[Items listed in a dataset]
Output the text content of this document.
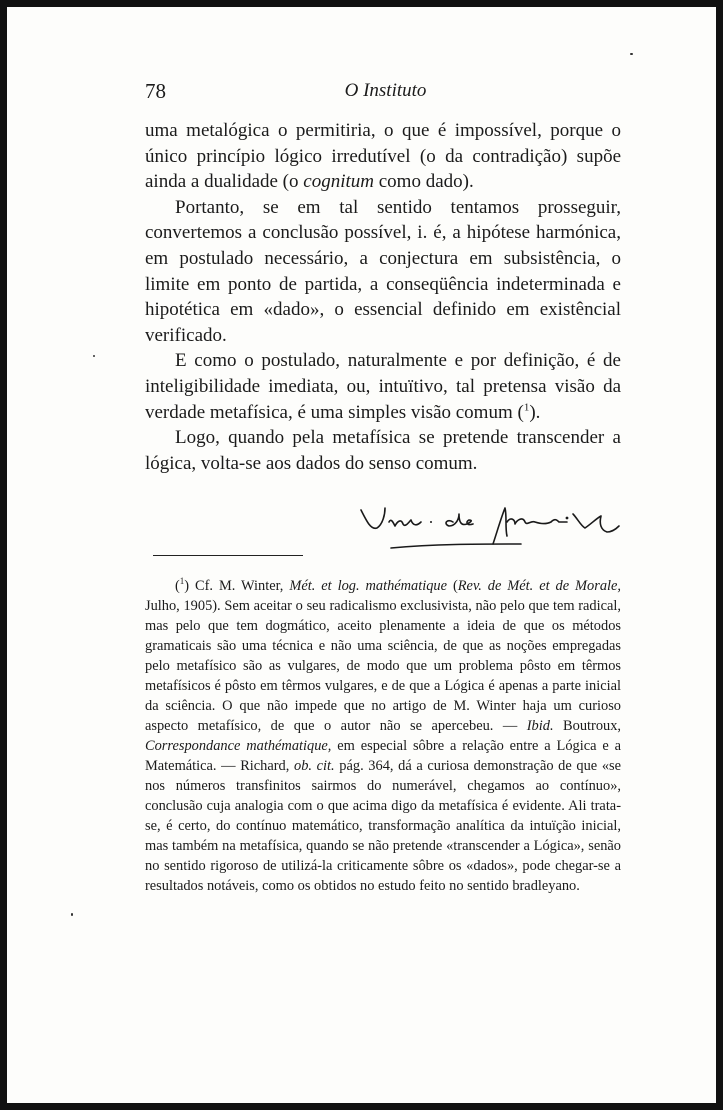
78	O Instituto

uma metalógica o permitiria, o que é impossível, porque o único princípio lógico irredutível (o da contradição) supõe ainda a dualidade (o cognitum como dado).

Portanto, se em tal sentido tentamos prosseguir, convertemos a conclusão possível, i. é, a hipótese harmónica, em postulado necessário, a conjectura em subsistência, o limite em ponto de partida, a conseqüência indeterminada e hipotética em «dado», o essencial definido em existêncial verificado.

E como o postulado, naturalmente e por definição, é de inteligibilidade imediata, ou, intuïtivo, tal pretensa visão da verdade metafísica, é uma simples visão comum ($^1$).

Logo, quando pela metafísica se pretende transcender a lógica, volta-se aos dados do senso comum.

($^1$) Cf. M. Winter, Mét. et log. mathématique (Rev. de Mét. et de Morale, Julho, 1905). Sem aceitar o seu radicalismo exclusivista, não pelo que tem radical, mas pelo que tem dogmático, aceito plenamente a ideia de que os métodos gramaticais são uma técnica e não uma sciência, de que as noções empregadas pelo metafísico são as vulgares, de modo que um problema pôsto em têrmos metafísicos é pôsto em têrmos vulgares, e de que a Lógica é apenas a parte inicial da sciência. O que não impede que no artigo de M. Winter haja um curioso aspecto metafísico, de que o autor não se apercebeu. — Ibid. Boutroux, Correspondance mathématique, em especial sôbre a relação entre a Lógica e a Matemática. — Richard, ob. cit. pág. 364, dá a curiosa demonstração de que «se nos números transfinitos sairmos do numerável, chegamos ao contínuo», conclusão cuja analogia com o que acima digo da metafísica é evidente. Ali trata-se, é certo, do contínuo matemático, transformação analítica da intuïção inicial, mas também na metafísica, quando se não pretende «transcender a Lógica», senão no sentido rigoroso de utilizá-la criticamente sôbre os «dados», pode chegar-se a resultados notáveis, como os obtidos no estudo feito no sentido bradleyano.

==

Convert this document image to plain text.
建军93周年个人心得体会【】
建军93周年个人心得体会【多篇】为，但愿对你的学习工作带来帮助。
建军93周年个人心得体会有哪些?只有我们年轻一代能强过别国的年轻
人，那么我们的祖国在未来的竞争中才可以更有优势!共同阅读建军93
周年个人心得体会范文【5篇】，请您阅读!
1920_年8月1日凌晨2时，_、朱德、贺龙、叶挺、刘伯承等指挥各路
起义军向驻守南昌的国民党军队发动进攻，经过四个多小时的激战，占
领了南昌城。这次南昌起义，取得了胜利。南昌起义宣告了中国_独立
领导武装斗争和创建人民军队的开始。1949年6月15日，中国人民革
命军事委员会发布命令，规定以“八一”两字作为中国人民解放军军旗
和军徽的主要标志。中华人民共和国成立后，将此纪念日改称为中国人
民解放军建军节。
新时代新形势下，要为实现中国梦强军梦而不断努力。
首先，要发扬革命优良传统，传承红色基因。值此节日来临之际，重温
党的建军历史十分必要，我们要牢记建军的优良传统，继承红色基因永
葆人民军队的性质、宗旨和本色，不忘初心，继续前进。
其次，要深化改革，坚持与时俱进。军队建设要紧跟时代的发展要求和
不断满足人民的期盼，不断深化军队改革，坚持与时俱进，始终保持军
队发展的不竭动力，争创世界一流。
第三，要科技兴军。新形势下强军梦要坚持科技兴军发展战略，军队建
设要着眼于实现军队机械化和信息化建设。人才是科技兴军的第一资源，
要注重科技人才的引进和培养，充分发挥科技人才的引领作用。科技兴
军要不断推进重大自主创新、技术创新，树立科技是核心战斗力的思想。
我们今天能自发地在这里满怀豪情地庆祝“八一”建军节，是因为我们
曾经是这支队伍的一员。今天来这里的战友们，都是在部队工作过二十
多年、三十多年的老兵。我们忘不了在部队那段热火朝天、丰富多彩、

**WRITTEN EXERCISE**
Among the lines above, count those containing the word "pretende" and give nothing but the result.

**RESULT OF THE EXERCISE**
2